• _OBJECTIVE_
Below is a block of records; repeat each one exactly.

(Stored records)
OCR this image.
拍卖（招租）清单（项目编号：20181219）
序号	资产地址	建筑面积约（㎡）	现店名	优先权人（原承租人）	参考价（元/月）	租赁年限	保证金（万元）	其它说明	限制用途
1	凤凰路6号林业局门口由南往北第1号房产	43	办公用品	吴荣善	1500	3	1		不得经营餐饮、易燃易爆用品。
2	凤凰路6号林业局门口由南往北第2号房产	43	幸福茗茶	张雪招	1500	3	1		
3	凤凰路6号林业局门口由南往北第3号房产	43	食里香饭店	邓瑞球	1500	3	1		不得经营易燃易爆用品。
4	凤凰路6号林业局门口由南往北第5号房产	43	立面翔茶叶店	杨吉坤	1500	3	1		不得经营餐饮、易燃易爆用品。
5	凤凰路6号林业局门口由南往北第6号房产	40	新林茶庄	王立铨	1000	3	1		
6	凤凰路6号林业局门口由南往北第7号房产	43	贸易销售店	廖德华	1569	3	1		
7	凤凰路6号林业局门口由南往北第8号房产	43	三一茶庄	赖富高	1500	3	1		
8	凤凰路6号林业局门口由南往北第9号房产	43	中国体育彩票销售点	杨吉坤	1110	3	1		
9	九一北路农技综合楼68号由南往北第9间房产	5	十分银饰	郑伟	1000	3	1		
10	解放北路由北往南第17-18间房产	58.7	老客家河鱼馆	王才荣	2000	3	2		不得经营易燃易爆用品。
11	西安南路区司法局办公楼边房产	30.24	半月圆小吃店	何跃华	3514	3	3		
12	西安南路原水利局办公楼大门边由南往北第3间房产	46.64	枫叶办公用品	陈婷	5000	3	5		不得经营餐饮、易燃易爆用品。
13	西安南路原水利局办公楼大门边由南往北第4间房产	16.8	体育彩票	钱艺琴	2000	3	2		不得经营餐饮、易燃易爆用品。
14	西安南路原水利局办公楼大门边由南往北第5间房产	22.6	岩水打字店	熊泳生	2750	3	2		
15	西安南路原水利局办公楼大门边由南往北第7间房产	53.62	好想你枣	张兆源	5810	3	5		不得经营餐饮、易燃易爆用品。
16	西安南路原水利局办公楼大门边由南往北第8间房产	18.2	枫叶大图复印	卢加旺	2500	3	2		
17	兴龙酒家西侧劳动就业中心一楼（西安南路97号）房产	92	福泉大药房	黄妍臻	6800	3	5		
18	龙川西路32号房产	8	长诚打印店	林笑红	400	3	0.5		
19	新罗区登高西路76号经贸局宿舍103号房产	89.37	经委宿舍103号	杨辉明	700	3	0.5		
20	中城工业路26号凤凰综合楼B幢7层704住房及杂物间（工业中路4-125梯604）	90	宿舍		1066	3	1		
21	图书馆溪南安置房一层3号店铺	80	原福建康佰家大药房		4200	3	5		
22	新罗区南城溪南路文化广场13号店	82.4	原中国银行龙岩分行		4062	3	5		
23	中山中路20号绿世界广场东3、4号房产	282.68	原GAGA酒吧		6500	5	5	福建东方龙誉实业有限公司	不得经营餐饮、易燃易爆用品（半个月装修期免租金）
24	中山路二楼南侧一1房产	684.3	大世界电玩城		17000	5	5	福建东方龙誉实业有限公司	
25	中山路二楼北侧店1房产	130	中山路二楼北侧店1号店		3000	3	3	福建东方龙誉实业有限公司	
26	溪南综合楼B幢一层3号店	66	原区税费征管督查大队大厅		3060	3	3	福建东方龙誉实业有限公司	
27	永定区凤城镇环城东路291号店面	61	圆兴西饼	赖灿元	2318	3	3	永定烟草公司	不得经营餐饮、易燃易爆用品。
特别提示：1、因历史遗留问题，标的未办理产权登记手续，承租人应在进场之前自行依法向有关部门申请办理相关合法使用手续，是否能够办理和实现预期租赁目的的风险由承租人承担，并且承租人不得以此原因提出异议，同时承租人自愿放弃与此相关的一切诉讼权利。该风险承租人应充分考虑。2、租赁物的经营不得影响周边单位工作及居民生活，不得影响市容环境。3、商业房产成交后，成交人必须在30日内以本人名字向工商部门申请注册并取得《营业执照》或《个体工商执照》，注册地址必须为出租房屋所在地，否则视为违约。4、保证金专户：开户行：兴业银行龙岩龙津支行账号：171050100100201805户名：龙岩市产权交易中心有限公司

• _SOLVED PROBLEM_
OCR this image.
拍卖（招租）清单（项目编号：20181219）
序号	资产地址	建筑面积约（㎡）	现店名	优先权人（原承租人）	参考价（元/月）	租赁年限	保证金（万元）	其它说明	限制用途
1	凤凰路6号林业局门口由南往北第1号房产	43	办公用品	吴荣善	1500	3	1		不得经营餐饮、易燃易爆用品。
2	凤凰路6号林业局门口由南往北第2号房产	43	幸福茗茶	张雪招	1500	3	1		
3	凤凰路6号林业局门口由南往北第3号房产	43	食里香饭店	邓瑞球	1500	3	1		不得经营易燃易爆用品。
4	凤凰路6号林业局门口由南往北第5号房产	43	立面翔茶叶店	杨吉坤	1500	3	1		不得经营餐饮、易燃易爆用品。
5	凤凰路6号林业局门口由南往北第6号房产	40	新林茶庄	王立铨	1000	3	1		
6	凤凰路6号林业局门口由南往北第7号房产	43	贸易销售店	廖德华	1569	3	1		
7	凤凰路6号林业局门口由南往北第8号房产	43	三一茶庄	赖富高	1500	3	1		
8	凤凰路6号林业局门口由南往北第9号房产	43	中国体育彩票销售点	杨吉坤	1110	3	1		
9	九一北路农技综合楼68号由南往北第9间房产	5	十分银饰	郑伟	1000	3	1		
10	解放北路由北往南第17-18间房产	58.7	老客家河鱼馆	王才荣	2000	3	2		不得经营易燃易爆用品。
11	西安南路区司法局办公楼边房产	30.24	半月圆小吃店	何跃华	3514	3	3		
12	西安南路原水利局办公楼大门边由南往北第3间房产	46.64	枫叶办公用品	陈婷	5000	3	5		不得经营餐饮、易燃易爆用品。
13	西安南路原水利局办公楼大门边由南往北第4间房产	16.8	体育彩票	钱艺琴	2000	3	2		不得经营餐饮、易燃易爆用品。
14	西安南路原水利局办公楼大门边由南往北第5间房产	22.6	岩水打字店	熊泳生	2750	3	2		
15	西安南路原水利局办公楼大门边由南往北第7间房产	53.62	好想你枣	张兆源	5810	3	5		不得经营餐饮、易燃易爆用品。
16	西安南路原水利局办公楼大门边由南往北第8间房产	18.2	枫叶大图复印	卢加旺	2500	3	2		
17	兴龙酒家西侧劳动就业中心一楼（西安南路97号）房产	92	福泉大药房	黄妍臻	6800	3	5		
18	龙川西路32号房产	8	长诚打印店	林笑红	400	3	0.5		
19	新罗区登高西路76号经贸局宿舍103号房产	89.37	经委宿舍103号	杨辉明	700	3	0.5		
20	中城工业路26号凤凰综合楼B幢7层704住房及杂物间（工业中路4-125梯604）	90	宿舍		1066	3	1		
21	图书馆溪南安置房一层3号店铺	80	原福建康佰家大药房		4200	3	5		
22	新罗区南城溪南路文化广场13号店	82.4	原中国银行龙岩分行		4062	3	5		
23	中山中路20号绿世界广场东3、4号房产	282.68	原GAGA酒吧		6500	5	5	福建东方龙誉实业有限公司	不得经营餐饮、易燃易爆用品（半个月装修期免租金）
24	中山路二楼南侧一1房产	684.3	大世界电玩城		17000	5	5	福建东方龙誉实业有限公司	
25	中山路二楼北侧店1房产	130	中山路二楼北侧店1号店		3000	3	3	福建东方龙誉实业有限公司	
26	溪南综合楼B幢一层3号店	66	原区税费征管督查大队大厅		3060	3	3	福建东方龙誉实业有限公司	
27	永定区凤城镇环城东路291号店面	61	圆兴西饼	赖灿元	2318	3	3	永定烟草公司	不得经营餐饮、易燃易爆用品。
特别提示：1、因历史遗留问题，标的未办理产权登记手续，承租人应在进场之前自行依法向有关部门申请办理相关合法使用手续，是否能够办理和实现预期租赁目的的风险由承租人承担，并且承租人不得以此原因提出异议，同时承租人自愿放弃与此相关的一切诉讼权利。该风险承租人应充分考虑。2、租赁物的经营不得影响周边单位工作及居民生活，不得影响市容环境。3、商业房产成交后，成交人必须在30日内以本人名字向工商部门申请注册并取得《营业执照》或《个体工商执照》，注册地址必须为出租房屋所在地，否则视为违约。4、保证金专户：开户行：兴业银行龙岩龙津支行账号：171050100100201805户名：龙岩市产权交易中心有限公司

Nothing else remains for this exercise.